## What is expected
Pick out and copy every line below that has the word "using".

## Supplied data
**********

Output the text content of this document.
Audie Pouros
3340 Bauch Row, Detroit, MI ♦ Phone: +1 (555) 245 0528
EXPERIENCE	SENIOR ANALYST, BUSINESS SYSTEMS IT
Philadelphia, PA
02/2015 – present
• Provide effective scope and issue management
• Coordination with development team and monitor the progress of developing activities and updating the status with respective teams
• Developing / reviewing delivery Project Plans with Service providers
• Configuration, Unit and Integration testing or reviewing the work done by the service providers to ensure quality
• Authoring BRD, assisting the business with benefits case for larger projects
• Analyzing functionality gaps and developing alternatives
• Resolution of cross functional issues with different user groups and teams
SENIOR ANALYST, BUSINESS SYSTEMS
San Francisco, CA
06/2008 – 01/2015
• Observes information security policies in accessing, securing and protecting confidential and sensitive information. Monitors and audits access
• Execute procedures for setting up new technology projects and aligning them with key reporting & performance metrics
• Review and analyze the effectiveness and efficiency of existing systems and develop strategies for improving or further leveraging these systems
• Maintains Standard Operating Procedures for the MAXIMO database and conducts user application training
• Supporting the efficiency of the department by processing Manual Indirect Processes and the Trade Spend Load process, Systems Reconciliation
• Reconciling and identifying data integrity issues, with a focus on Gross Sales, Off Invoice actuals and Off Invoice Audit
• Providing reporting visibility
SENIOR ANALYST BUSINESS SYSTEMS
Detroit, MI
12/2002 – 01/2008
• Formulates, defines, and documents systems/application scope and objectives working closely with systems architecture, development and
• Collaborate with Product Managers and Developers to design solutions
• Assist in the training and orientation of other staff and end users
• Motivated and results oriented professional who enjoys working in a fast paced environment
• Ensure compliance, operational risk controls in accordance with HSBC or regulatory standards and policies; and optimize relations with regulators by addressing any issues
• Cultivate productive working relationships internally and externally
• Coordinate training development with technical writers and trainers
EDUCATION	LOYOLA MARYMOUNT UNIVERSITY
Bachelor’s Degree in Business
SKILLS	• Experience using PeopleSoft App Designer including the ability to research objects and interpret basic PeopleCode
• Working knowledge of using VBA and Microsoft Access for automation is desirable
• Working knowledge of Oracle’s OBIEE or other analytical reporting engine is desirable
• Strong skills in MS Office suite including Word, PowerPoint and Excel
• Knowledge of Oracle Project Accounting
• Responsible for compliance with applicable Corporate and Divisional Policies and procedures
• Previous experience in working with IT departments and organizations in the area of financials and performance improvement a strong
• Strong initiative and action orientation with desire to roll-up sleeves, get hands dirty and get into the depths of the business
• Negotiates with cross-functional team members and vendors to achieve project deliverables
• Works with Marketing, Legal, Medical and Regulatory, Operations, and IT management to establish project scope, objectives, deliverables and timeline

**********

## Written response
SKILLS	• Experience using PeopleSoft App Designer including the ability to research objects and interpret basic PeopleCode
• Working knowledge of using VBA and Microsoft Access for automation is desirable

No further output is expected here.